> _The problem_
All of the lines below are to be transcribed faithfully, with pictures excluded from the copy.

Saved data entries:
▬▬▬

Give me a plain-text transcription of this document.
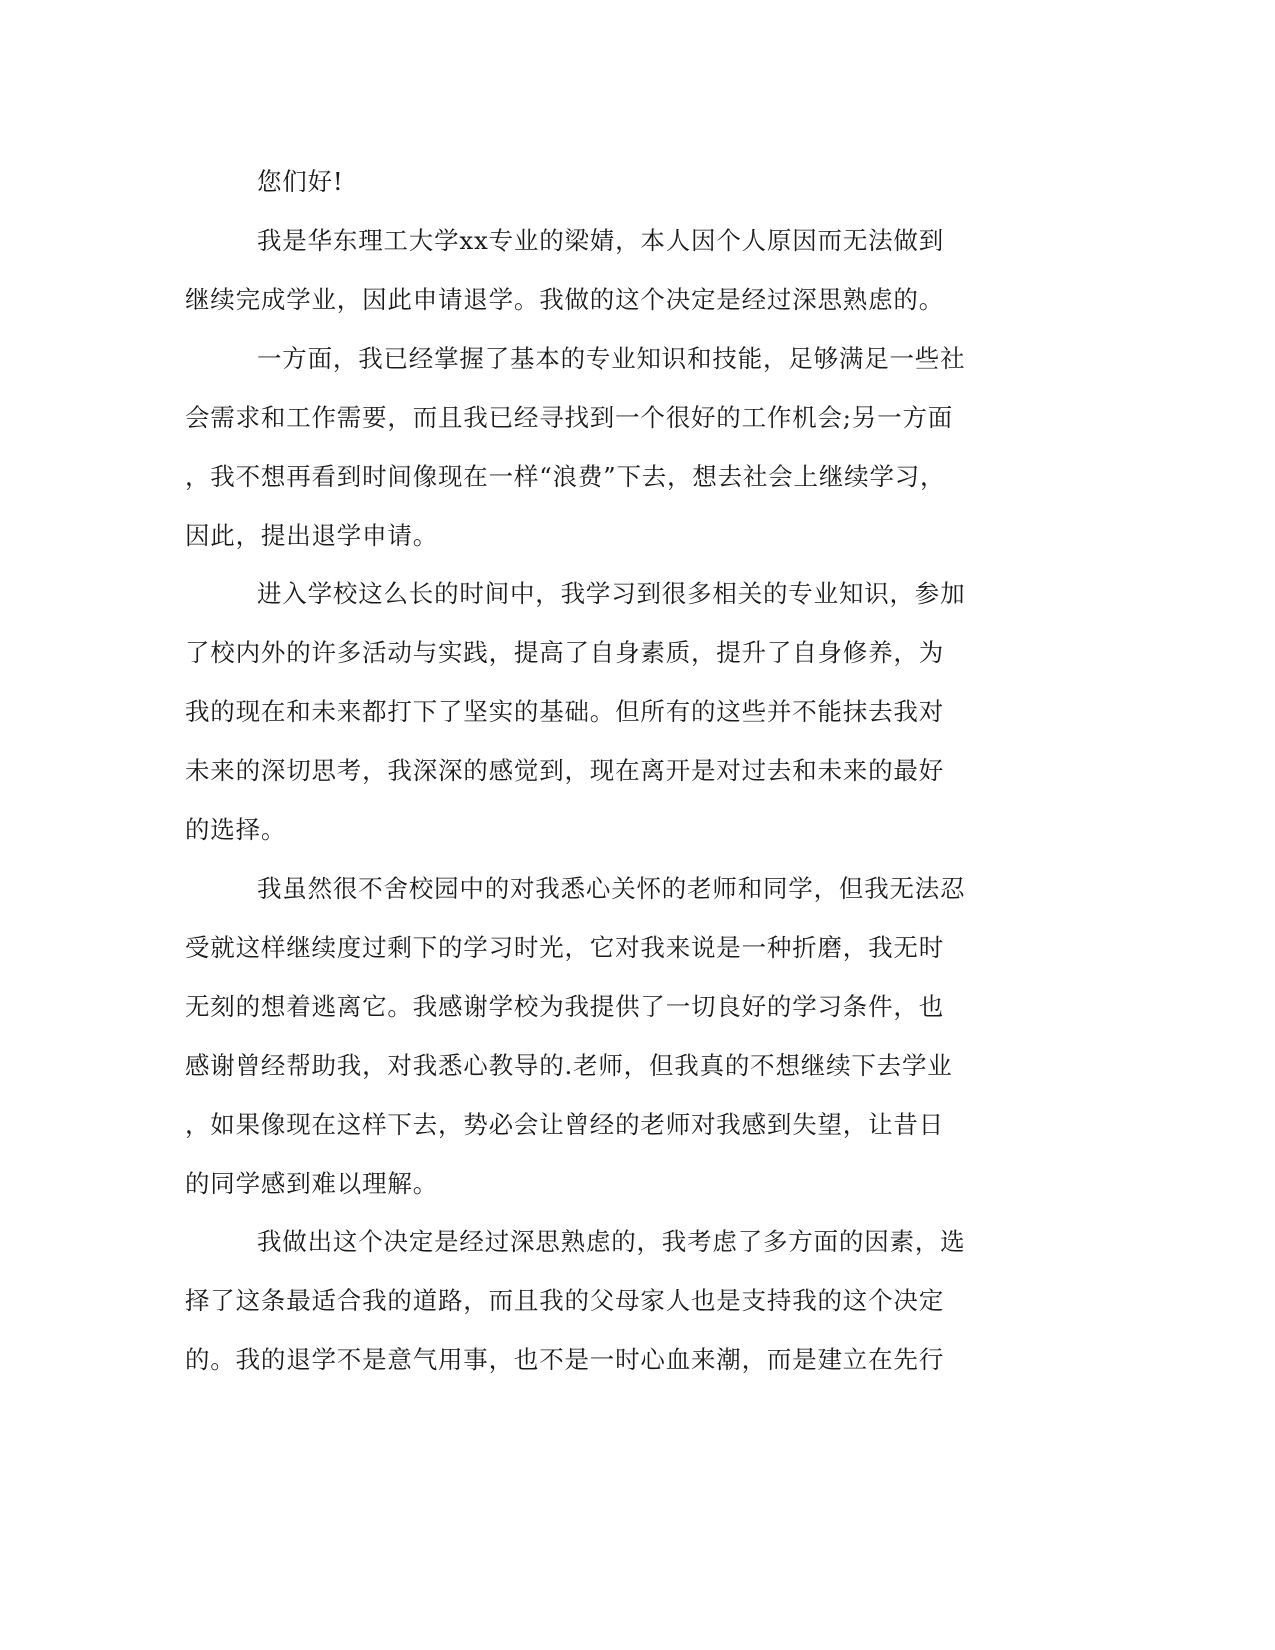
您们好!

我是华东理工大学xx专业的梁婧，本人因个人原因而无法做到

继续完成学业，因此申请退学。我做的这个决定是经过深思熟虑的。

一方面，我已经掌握了基本的专业知识和技能，足够满足一些社

会需求和工作需要，而且我已经寻找到一个很好的工作机会;另一方面

，我不想再看到时间像现在一样“浪费”下去，想去社会上继续学习，

因此，提出退学申请。

进入学校这么长的时间中，我学习到很多相关的专业知识，参加

了校内外的许多活动与实践，提高了自身素质，提升了自身修养，为

我的现在和未来都打下了坚实的基础。但所有的这些并不能抹去我对

未来的深切思考，我深深的感觉到，现在离开是对过去和未来的最好

的选择。

我虽然很不舍校园中的对我悉心关怀的老师和同学，但我无法忍

受就这样继续度过剩下的学习时光，它对我来说是一种折磨，我无时

无刻的想着逃离它。我感谢学校为我提供了一切良好的学习条件，也

感谢曾经帮助我，对我悉心教导的.老师，但我真的不想继续下去学业

，如果像现在这样下去，势必会让曾经的老师对我感到失望，让昔日

的同学感到难以理解。

我做出这个决定是经过深思熟虑的，我考虑了多方面的因素，选

择了这条最适合我的道路，而且我的父母家人也是支持我的这个决定

的。我的退学不是意气用事，也不是一时心血来潮，而是建立在先行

▬▬▬

> _Response to the exercise_
Give me a plain-text transcription of this document.
您们好!

我是华东理工大学xx专业的梁婧，本人因个人原因而无法做到

继续完成学业，因此申请退学。我做的这个决定是经过深思熟虑的。

一方面，我已经掌握了基本的专业知识和技能，足够满足一些社

会需求和工作需要，而且我已经寻找到一个很好的工作机会;另一方面

，我不想再看到时间像现在一样“浪费”下去，想去社会上继续学习，

因此，提出退学申请。

进入学校这么长的时间中，我学习到很多相关的专业知识，参加

了校内外的许多活动与实践，提高了自身素质，提升了自身修养，为

我的现在和未来都打下了坚实的基础。但所有的这些并不能抹去我对

未来的深切思考，我深深的感觉到，现在离开是对过去和未来的最好

的选择。

我虽然很不舍校园中的对我悉心关怀的老师和同学，但我无法忍

受就这样继续度过剩下的学习时光，它对我来说是一种折磨，我无时

无刻的想着逃离它。我感谢学校为我提供了一切良好的学习条件，也

感谢曾经帮助我，对我悉心教导的.老师，但我真的不想继续下去学业

，如果像现在这样下去，势必会让曾经的老师对我感到失望，让昔日

的同学感到难以理解。

我做出这个决定是经过深思熟虑的，我考虑了多方面的因素，选

择了这条最适合我的道路，而且我的父母家人也是支持我的这个决定

的。我的退学不是意气用事，也不是一时心血来潮，而是建立在先行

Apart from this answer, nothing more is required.